Data records:
· · ·

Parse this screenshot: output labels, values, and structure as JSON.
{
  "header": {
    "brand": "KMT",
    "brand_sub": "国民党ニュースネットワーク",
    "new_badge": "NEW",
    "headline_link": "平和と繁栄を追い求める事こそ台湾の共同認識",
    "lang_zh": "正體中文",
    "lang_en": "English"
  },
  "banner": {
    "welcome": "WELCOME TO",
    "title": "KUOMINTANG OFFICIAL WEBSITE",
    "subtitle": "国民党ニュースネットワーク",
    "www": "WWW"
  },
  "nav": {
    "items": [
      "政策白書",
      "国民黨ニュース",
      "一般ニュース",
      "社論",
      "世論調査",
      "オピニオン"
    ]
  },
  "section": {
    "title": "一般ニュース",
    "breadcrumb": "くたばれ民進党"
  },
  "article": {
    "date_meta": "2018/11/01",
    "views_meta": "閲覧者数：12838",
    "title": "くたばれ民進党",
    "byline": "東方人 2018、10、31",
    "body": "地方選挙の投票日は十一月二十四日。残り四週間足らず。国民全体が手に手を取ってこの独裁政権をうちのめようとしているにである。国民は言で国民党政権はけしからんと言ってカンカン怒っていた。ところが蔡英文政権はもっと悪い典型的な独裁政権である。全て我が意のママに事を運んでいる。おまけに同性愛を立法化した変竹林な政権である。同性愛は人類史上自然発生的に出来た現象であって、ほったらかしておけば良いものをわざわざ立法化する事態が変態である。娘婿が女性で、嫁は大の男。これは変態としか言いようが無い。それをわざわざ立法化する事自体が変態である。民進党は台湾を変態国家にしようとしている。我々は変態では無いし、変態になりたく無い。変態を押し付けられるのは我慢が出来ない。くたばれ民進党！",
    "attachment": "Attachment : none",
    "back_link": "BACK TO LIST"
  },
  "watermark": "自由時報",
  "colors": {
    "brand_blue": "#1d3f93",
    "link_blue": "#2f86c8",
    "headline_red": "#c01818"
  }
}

· · ·

- [Exercise]
Return each line of the data exactly as written above.

- [Result of the exercise]
Parse this screenshot: output labels, values, and structure as JSON.
{
  "header": {
    "brand": "KMT",
    "brand_sub": "国民党ニュースネットワーク",
    "new_badge": "NEW",
    "headline_link": "平和と繁栄を追い求める事こそ台湾の共同認識",
    "lang_zh": "正體中文",
    "lang_en": "English"
  },
  "banner": {
    "welcome": "WELCOME TO",
    "title": "KUOMINTANG OFFICIAL WEBSITE",
    "subtitle": "国民党ニュースネットワーク",
    "www": "WWW"
  },
  "nav": {
    "items": [
      "政策白書",
      "国民黨ニュース",
      "一般ニュース",
      "社論",
      "世論調査",
      "オピニオン"
    ]
  },
  "section": {
    "title": "一般ニュース",
    "breadcrumb": "くたばれ民進党"
  },
  "article": {
    "date_meta": "2018/11/01",
    "views_meta": "閲覧者数：12838",
    "title": "くたばれ民進党",
    "byline": "東方人 2018、10、31",
    "body": "地方選挙の投票日は十一月二十四日。残り四週間足らず。国民全体が手に手を取ってこの独裁政権をうちのめようとしているにである。国民は言で国民党政権はけしからんと言ってカンカン怒っていた。ところが蔡英文政権はもっと悪い典型的な独裁政権である。全て我が意のママに事を運んでいる。おまけに同性愛を立法化した変竹林な政権である。同性愛は人類史上自然発生的に出来た現象であって、ほったらかしておけば良いものをわざわざ立法化する事態が変態である。娘婿が女性で、嫁は大の男。これは変態としか言いようが無い。それをわざわざ立法化する事自体が変態である。民進党は台湾を変態国家にしようとしている。我々は変態では無いし、変態になりたく無い。変態を押し付けられるのは我慢が出来ない。くたばれ民進党！",
    "attachment": "Attachment : none",
    "back_link": "BACK TO LIST"
  },
  "watermark": "自由時報",
  "colors": {
    "brand_blue": "#1d3f93",
    "link_blue": "#2f86c8",
    "headline_red": "#c01818"
  }
}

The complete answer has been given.